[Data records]
⁂

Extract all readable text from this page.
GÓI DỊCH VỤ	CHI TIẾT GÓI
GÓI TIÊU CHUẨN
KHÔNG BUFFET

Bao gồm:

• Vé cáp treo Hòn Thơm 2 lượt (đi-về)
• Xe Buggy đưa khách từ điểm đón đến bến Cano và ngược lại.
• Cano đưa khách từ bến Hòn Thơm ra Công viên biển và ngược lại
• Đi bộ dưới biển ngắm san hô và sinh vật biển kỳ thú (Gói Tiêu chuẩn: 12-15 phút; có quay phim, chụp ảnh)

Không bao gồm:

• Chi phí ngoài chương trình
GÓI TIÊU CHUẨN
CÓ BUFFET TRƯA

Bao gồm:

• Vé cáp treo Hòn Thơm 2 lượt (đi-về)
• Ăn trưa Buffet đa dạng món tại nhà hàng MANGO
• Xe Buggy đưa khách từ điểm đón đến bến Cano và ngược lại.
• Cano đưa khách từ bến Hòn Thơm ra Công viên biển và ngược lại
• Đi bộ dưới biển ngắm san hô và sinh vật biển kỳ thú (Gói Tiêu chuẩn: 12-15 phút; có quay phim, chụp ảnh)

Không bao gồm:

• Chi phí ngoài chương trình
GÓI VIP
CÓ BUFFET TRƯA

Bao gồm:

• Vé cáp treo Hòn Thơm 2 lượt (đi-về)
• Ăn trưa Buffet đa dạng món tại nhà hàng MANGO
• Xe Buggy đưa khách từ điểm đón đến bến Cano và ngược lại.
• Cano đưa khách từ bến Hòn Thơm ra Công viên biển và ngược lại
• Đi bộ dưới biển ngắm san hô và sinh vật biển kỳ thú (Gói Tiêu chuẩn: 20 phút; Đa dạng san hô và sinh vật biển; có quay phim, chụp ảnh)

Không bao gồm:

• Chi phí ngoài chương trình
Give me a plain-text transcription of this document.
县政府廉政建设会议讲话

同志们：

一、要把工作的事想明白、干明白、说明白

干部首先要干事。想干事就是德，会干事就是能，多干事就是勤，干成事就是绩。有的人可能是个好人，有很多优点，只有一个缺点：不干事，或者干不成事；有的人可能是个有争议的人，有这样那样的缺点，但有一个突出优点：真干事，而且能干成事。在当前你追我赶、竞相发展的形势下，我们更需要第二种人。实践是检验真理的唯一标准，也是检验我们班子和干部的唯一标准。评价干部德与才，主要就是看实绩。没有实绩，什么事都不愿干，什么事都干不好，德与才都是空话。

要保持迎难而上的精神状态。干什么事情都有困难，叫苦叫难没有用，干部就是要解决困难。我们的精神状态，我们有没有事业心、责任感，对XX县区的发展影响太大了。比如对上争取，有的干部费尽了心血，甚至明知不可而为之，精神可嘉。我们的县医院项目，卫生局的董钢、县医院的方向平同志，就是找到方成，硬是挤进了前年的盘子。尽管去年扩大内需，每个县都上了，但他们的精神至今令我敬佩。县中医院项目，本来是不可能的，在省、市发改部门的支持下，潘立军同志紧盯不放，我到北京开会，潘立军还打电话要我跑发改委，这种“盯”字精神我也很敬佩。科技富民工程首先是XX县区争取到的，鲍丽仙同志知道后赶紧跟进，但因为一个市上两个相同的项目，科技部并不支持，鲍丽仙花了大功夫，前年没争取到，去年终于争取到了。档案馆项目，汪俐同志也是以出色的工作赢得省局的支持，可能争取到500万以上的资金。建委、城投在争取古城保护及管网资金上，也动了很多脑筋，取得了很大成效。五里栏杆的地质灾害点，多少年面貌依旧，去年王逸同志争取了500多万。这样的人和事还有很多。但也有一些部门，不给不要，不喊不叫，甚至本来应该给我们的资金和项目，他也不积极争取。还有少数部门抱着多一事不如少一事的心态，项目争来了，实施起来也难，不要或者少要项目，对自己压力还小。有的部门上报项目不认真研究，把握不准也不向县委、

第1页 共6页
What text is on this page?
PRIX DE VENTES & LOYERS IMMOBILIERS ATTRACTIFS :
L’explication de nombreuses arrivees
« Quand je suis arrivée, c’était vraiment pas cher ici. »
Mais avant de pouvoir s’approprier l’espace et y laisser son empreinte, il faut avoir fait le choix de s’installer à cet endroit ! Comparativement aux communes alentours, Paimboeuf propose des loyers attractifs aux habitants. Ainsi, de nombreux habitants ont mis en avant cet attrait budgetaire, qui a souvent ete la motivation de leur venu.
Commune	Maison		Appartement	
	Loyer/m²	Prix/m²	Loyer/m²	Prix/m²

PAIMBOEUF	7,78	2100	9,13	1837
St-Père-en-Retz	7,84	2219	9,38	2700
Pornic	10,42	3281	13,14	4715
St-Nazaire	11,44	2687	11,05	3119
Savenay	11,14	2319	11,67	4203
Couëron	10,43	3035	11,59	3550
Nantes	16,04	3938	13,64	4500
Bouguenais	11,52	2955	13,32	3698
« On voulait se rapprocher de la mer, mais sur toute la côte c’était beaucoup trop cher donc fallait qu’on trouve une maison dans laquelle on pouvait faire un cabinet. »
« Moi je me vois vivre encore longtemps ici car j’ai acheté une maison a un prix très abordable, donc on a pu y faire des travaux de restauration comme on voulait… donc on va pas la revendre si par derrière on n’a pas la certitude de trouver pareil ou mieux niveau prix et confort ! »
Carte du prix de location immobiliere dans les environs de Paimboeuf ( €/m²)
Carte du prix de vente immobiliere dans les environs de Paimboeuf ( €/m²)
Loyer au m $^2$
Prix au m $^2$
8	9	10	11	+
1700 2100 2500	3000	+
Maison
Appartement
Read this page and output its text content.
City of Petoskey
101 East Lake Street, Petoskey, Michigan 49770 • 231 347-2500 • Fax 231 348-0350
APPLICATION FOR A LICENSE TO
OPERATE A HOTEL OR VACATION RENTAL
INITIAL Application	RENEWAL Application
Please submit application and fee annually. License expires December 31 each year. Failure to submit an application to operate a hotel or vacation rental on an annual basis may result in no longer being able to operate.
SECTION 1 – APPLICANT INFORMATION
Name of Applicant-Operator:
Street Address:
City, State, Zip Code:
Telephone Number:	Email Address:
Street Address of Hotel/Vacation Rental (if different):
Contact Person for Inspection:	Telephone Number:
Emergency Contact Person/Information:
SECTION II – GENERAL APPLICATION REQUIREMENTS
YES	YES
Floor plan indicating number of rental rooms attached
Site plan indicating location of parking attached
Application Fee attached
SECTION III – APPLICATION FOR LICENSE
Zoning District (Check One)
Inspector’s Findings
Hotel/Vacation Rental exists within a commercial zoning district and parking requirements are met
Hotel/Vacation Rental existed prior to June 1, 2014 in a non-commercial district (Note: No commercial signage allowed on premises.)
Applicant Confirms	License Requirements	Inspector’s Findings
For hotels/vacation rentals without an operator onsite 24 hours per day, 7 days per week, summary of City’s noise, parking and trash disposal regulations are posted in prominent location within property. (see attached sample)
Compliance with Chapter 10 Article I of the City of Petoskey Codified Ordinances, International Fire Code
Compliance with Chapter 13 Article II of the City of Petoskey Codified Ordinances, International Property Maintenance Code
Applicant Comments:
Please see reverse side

⁂

**Given task**
Print all of the entries exactly as they are written.

**Solution to the exercise**
Extract all readable text from this page.
GÓI DỊCH VỤ	CHI TIẾT GÓI
GÓI TIÊU CHUẨN
KHÔNG BUFFET

Bao gồm:

• Vé cáp treo Hòn Thơm 2 lượt (đi-về)
• Xe Buggy đưa khách từ điểm đón đến bến Cano và ngược lại.
• Cano đưa khách từ bến Hòn Thơm ra Công viên biển và ngược lại
• Đi bộ dưới biển ngắm san hô và sinh vật biển kỳ thú (Gói Tiêu chuẩn: 12-15 phút; có quay phim, chụp ảnh)

Không bao gồm:

• Chi phí ngoài chương trình
GÓI TIÊU CHUẨN
CÓ BUFFET TRƯA

Bao gồm:

• Vé cáp treo Hòn Thơm 2 lượt (đi-về)
• Ăn trưa Buffet đa dạng món tại nhà hàng MANGO
• Xe Buggy đưa khách từ điểm đón đến bến Cano và ngược lại.
• Cano đưa khách từ bến Hòn Thơm ra Công viên biển và ngược lại
• Đi bộ dưới biển ngắm san hô và sinh vật biển kỳ thú (Gói Tiêu chuẩn: 12-15 phút; có quay phim, chụp ảnh)

Không bao gồm:

• Chi phí ngoài chương trình
GÓI VIP
CÓ BUFFET TRƯA

Bao gồm:

• Vé cáp treo Hòn Thơm 2 lượt (đi-về)
• Ăn trưa Buffet đa dạng món tại nhà hàng MANGO
• Xe Buggy đưa khách từ điểm đón đến bến Cano và ngược lại.
• Cano đưa khách từ bến Hòn Thơm ra Công viên biển và ngược lại
• Đi bộ dưới biển ngắm san hô và sinh vật biển kỳ thú (Gói Tiêu chuẩn: 20 phút; Đa dạng san hô và sinh vật biển; có quay phim, chụp ảnh)

Không bao gồm:

• Chi phí ngoài chương trình
Give me a plain-text transcription of this document.
县政府廉政建设会议讲话

同志们：

一、要把工作的事想明白、干明白、说明白

干部首先要干事。想干事就是德，会干事就是能，多干事就是勤，干成事就是绩。有的人可能是个好人，有很多优点，只有一个缺点：不干事，或者干不成事；有的人可能是个有争议的人，有这样那样的缺点，但有一个突出优点：真干事，而且能干成事。在当前你追我赶、竞相发展的形势下，我们更需要第二种人。实践是检验真理的唯一标准，也是检验我们班子和干部的唯一标准。评价干部德与才，主要就是看实绩。没有实绩，什么事都不愿干，什么事都干不好，德与才都是空话。

要保持迎难而上的精神状态。干什么事情都有困难，叫苦叫难没有用，干部就是要解决困难。我们的精神状态，我们有没有事业心、责任感，对XX县区的发展影响太大了。比如对上争取，有的干部费尽了心血，甚至明知不可而为之，精神可嘉。我们的县医院项目，卫生局的董钢、县医院的方向平同志，就是找到方成，硬是挤进了前年的盘子。尽管去年扩大内需，每个县都上了，但他们的精神至今令我敬佩。县中医院项目，本来是不可能的，在省、市发改部门的支持下，潘立军同志紧盯不放，我到北京开会，潘立军还打电话要我跑发改委，这种“盯”字精神我也很敬佩。科技富民工程首先是XX县区争取到的，鲍丽仙同志知道后赶紧跟进，但因为一个市上两个相同的项目，科技部并不支持，鲍丽仙花了大功夫，前年没争取到，去年终于争取到了。档案馆项目，汪俐同志也是以出色的工作赢得省局的支持，可能争取到500万以上的资金。建委、城投在争取古城保护及管网资金上，也动了很多脑筋，取得了很大成效。五里栏杆的地质灾害点，多少年面貌依旧，去年王逸同志争取了500多万。这样的人和事还有很多。但也有一些部门，不给不要，不喊不叫，甚至本来应该给我们的资金和项目，他也不积极争取。还有少数部门抱着多一事不如少一事的心态，项目争来了，实施起来也难，不要或者少要项目，对自己压力还小。有的部门上报项目不认真研究，把握不准也不向县委、

第1页 共6页
What text is on this page?
PRIX DE VENTES & LOYERS IMMOBILIERS ATTRACTIFS :
L’explication de nombreuses arrivees
« Quand je suis arrivée, c’était vraiment pas cher ici. »
Mais avant de pouvoir s’approprier l’espace et y laisser son empreinte, il faut avoir fait le choix de s’installer à cet endroit ! Comparativement aux communes alentours, Paimboeuf propose des loyers attractifs aux habitants. Ainsi, de nombreux habitants ont mis en avant cet attrait budgetaire, qui a souvent ete la motivation de leur venu.
Commune	Maison		Appartement	
	Loyer/m²	Prix/m²	Loyer/m²	Prix/m²

PAIMBOEUF	7,78	2100	9,13	1837
St-Père-en-Retz	7,84	2219	9,38	2700
Pornic	10,42	3281	13,14	4715
St-Nazaire	11,44	2687	11,05	3119
Savenay	11,14	2319	11,67	4203
Couëron	10,43	3035	11,59	3550
Nantes	16,04	3938	13,64	4500
Bouguenais	11,52	2955	13,32	3698
« On voulait se rapprocher de la mer, mais sur toute la côte c’était beaucoup trop cher donc fallait qu’on trouve une maison dans laquelle on pouvait faire un cabinet. »
« Moi je me vois vivre encore longtemps ici car j’ai acheté une maison a un prix très abordable, donc on a pu y faire des travaux de restauration comme on voulait… donc on va pas la revendre si par derrière on n’a pas la certitude de trouver pareil ou mieux niveau prix et confort ! »
Carte du prix de location immobiliere dans les environs de Paimboeuf ( €/m²)
Carte du prix de vente immobiliere dans les environs de Paimboeuf ( €/m²)
Loyer au m $^2$
Prix au m $^2$
8	9	10	11	+
1700 2100 2500	3000	+
Maison
Appartement
Read this page and output its text content.
City of Petoskey
101 East Lake Street, Petoskey, Michigan 49770 • 231 347-2500 • Fax 231 348-0350
APPLICATION FOR A LICENSE TO
OPERATE A HOTEL OR VACATION RENTAL
INITIAL Application	RENEWAL Application
Please submit application and fee annually. License expires December 31 each year. Failure to submit an application to operate a hotel or vacation rental on an annual basis may result in no longer being able to operate.
SECTION 1 – APPLICANT INFORMATION
Name of Applicant-Operator:
Street Address:
City, State, Zip Code:
Telephone Number:	Email Address:
Street Address of Hotel/Vacation Rental (if different):
Contact Person for Inspection:	Telephone Number:
Emergency Contact Person/Information:
SECTION II – GENERAL APPLICATION REQUIREMENTS
YES	YES
Floor plan indicating number of rental rooms attached
Site plan indicating location of parking attached
Application Fee attached
SECTION III – APPLICATION FOR LICENSE
Zoning District (Check One)
Inspector’s Findings
Hotel/Vacation Rental exists within a commercial zoning district and parking requirements are met
Hotel/Vacation Rental existed prior to June 1, 2014 in a non-commercial district (Note: No commercial signage allowed on premises.)
Applicant Confirms	License Requirements	Inspector’s Findings
For hotels/vacation rentals without an operator onsite 24 hours per day, 7 days per week, summary of City’s noise, parking and trash disposal regulations are posted in prominent location within property. (see attached sample)
Compliance with Chapter 10 Article I of the City of Petoskey Codified Ordinances, International Fire Code
Compliance with Chapter 13 Article II of the City of Petoskey Codified Ordinances, International Property Maintenance Code
Applicant Comments:
Please see reverse side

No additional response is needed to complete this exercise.